STATED EXERCISE:
List each line holding the string "name".

DATA ROWS:
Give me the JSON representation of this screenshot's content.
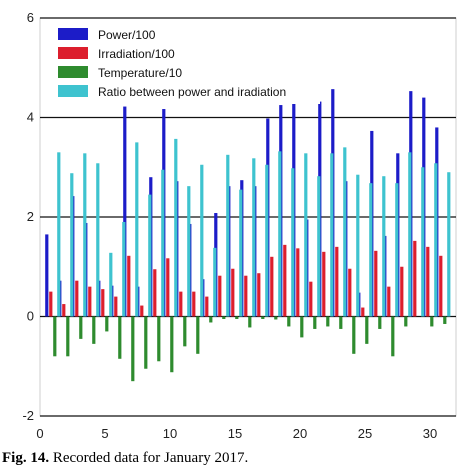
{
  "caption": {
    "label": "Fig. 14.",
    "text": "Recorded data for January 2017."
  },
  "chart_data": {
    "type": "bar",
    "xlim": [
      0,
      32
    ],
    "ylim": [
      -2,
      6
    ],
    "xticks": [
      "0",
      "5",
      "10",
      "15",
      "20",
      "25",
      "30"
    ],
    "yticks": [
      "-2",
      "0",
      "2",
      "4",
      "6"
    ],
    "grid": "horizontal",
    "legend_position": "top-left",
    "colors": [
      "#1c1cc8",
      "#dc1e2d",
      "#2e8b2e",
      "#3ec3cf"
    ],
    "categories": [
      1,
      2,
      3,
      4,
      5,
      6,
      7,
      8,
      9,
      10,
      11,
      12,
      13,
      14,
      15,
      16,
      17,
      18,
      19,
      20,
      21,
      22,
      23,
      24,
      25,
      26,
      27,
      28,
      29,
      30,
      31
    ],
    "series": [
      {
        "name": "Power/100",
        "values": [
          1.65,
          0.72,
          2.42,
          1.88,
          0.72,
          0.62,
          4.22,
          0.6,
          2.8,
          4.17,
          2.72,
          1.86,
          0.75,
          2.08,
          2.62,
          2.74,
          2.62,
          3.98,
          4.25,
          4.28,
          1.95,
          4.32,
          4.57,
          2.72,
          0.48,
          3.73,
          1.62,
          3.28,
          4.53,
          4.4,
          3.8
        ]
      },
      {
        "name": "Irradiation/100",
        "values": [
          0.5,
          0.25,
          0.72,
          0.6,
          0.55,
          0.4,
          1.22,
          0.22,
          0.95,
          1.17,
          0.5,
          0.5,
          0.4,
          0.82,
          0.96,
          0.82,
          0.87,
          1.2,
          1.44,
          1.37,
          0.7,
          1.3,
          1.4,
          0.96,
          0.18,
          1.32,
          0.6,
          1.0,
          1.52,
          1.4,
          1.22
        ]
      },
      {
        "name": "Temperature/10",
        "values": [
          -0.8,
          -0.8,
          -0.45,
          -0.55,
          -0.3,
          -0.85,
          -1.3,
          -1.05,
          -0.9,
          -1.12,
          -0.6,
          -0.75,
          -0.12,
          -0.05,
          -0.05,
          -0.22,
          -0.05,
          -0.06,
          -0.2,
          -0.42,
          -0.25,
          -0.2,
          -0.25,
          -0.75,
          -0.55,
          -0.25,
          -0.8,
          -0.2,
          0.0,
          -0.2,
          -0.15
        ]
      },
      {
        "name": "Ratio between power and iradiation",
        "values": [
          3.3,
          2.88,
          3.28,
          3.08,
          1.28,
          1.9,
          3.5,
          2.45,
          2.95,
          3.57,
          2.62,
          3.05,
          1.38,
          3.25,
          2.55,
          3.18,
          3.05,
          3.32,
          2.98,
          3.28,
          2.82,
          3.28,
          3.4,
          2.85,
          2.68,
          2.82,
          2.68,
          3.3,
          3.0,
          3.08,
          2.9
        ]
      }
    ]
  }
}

ANSWER TO THE TASK:
        "name": "Power/100",
        "name": "Irradiation/100",
        "name": "Temperature/10",
        "name": "Ratio between power and iradiation",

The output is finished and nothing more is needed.